* BEGIN Input *
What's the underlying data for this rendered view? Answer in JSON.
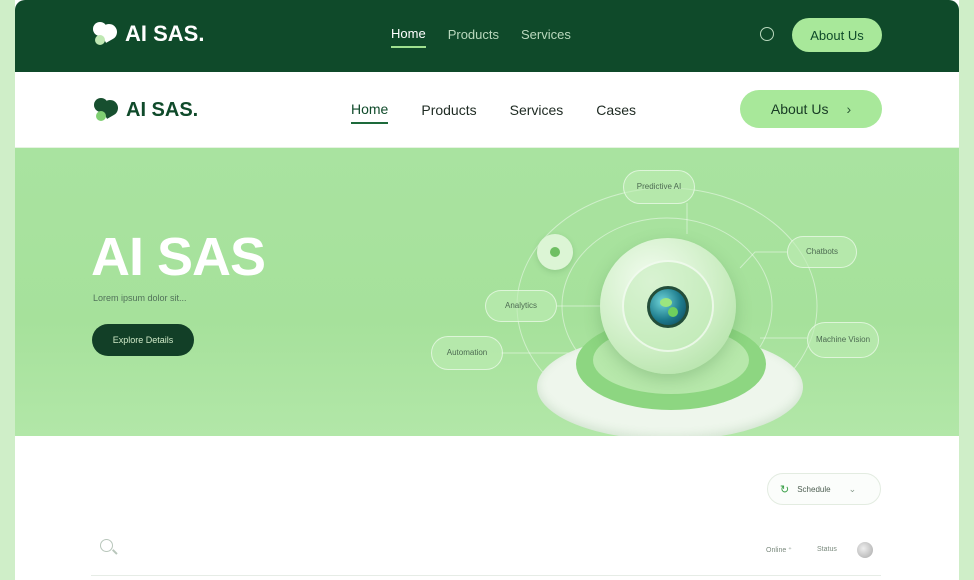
{
  "top_header": {
    "brand": "AI SAS.",
    "nav": [
      "Home",
      "Products",
      "Services"
    ],
    "active_index": 0,
    "cta": "About Us"
  },
  "main_header": {
    "brand": "AI SAS.",
    "nav": [
      "Home",
      "Products",
      "Services",
      "Cases"
    ],
    "active_index": 0,
    "cta": "About Us",
    "cta_icon": "chevron-right-icon"
  },
  "hero": {
    "title": "AI SAS",
    "subtitle": "Lorem ipsum dolor sit...",
    "button": "Explore Details",
    "nodes": [
      "Predictive AI",
      "Chatbots",
      "Analytics",
      "Automation",
      "Machine Vision"
    ]
  },
  "toolbar": {
    "select_label": "Schedule",
    "meta_left": "Online ⁺",
    "meta_right": "Status"
  },
  "colors": {
    "dark_green": "#0f4a2a",
    "accent_green": "#a8e89a",
    "hero_bg": "#a9e3a0"
  }
}
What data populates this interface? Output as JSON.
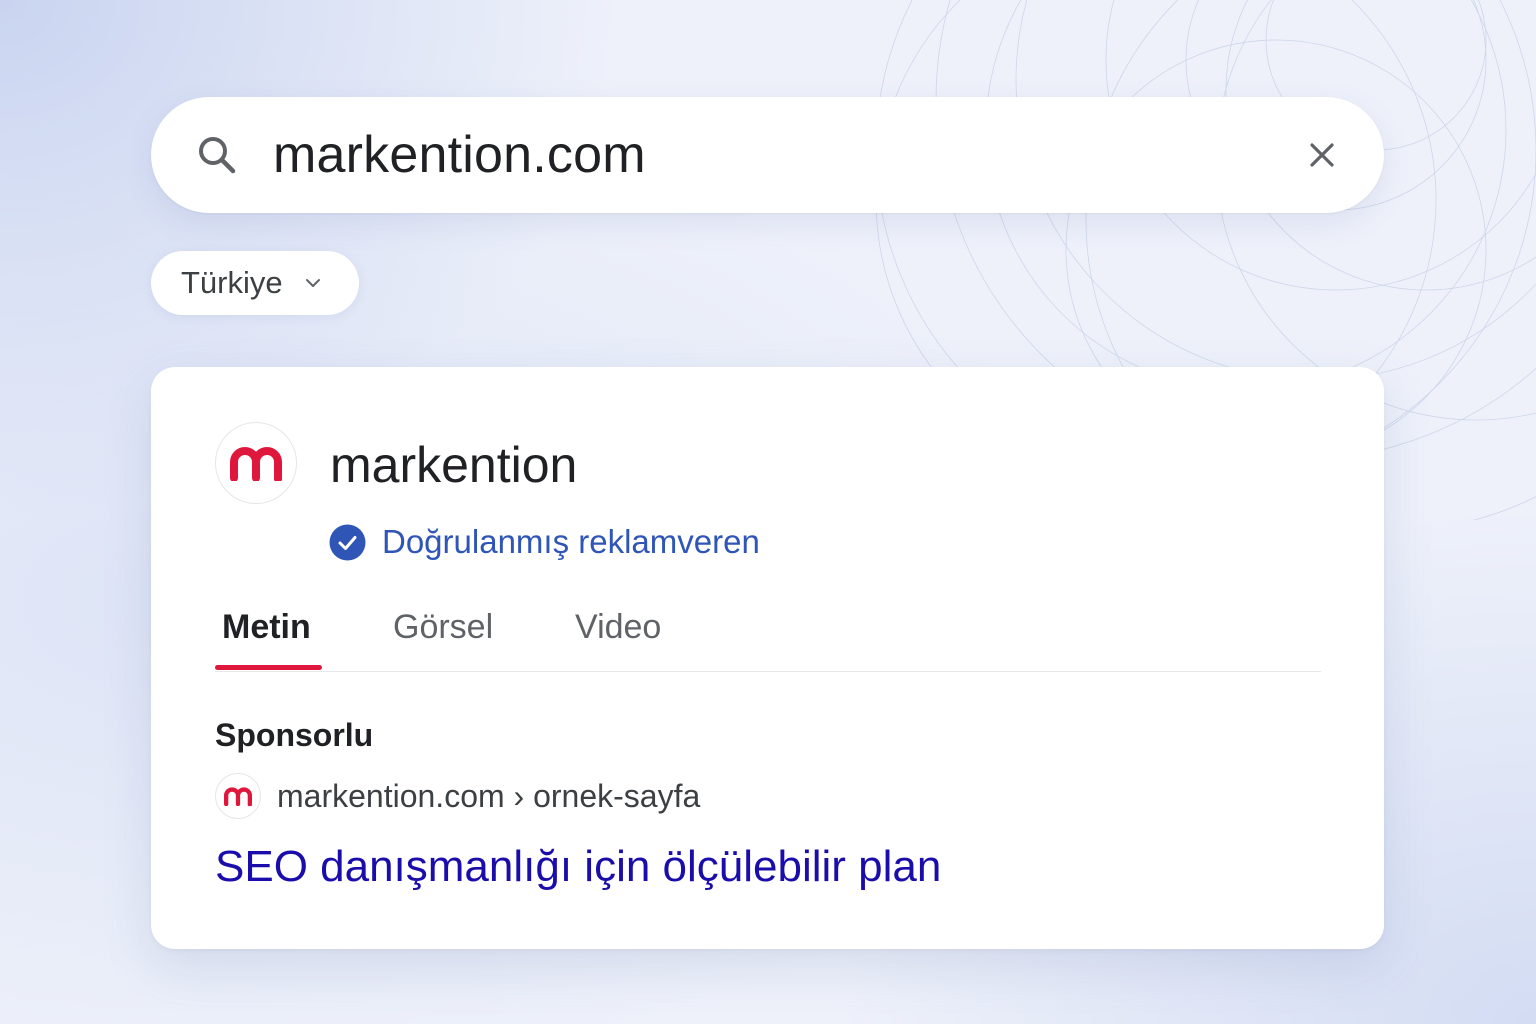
{
  "search": {
    "query": "markention.com",
    "search_icon": "search-icon",
    "clear_icon": "close-icon"
  },
  "region_filter": {
    "label": "Türkiye",
    "icon": "chevron-down-icon"
  },
  "advertiser": {
    "name": "markention",
    "logo": "markention-logo",
    "verified_label": "Doğrulanmış reklamveren",
    "verified_icon": "check-badge-icon"
  },
  "tabs": [
    {
      "label": "Metin",
      "active": true
    },
    {
      "label": "Görsel",
      "active": false
    },
    {
      "label": "Video",
      "active": false
    }
  ],
  "ad": {
    "sponsored_label": "Sponsorlu",
    "display_url": "markention.com › ornek-sayfa",
    "title": "SEO danışmanlığı için ölçülebilir plan"
  },
  "colors": {
    "brand": "#e0173d",
    "verified_blue": "#2f55b7",
    "link_blue": "#1a0dab"
  }
}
* END Input *
◆ **Directive**
Print every record above exactly as written, leaving out the pictures.

◆ **Response**
What's the underlying data for this rendered view? Answer in JSON.
{
  "top_header": {
    "brand": "AI SAS.",
    "nav": [
      "Home",
      "Products",
      "Services"
    ],
    "active_index": 0,
    "cta": "About Us"
  },
  "main_header": {
    "brand": "AI SAS.",
    "nav": [
      "Home",
      "Products",
      "Services",
      "Cases"
    ],
    "active_index": 0,
    "cta": "About Us",
    "cta_icon": "chevron-right-icon"
  },
  "hero": {
    "title": "AI SAS",
    "subtitle": "Lorem ipsum dolor sit...",
    "button": "Explore Details",
    "nodes": [
      "Predictive AI",
      "Chatbots",
      "Analytics",
      "Automation",
      "Machine Vision"
    ]
  },
  "toolbar": {
    "select_label": "Schedule",
    "meta_left": "Online ⁺",
    "meta_right": "Status"
  },
  "colors": {
    "dark_green": "#0f4a2a",
    "accent_green": "#a8e89a",
    "hero_bg": "#a9e3a0"
  }
}
What data populates this interface? Output as JSON.
{
  "search": {
    "query": "markention.com",
    "search_icon": "search-icon",
    "clear_icon": "close-icon"
  },
  "region_filter": {
    "label": "Türkiye",
    "icon": "chevron-down-icon"
  },
  "advertiser": {
    "name": "markention",
    "logo": "markention-logo",
    "verified_label": "Doğrulanmış reklamveren",
    "verified_icon": "check-badge-icon"
  },
  "tabs": [
    {
      "label": "Metin",
      "active": true
    },
    {
      "label": "Görsel",
      "active": false
    },
    {
      "label": "Video",
      "active": false
    }
  ],
  "ad": {
    "sponsored_label": "Sponsorlu",
    "display_url": "markention.com › ornek-sayfa",
    "title": "SEO danışmanlığı için ölçülebilir plan"
  },
  "colors": {
    "brand": "#e0173d",
    "verified_blue": "#2f55b7",
    "link_blue": "#1a0dab"
  }
}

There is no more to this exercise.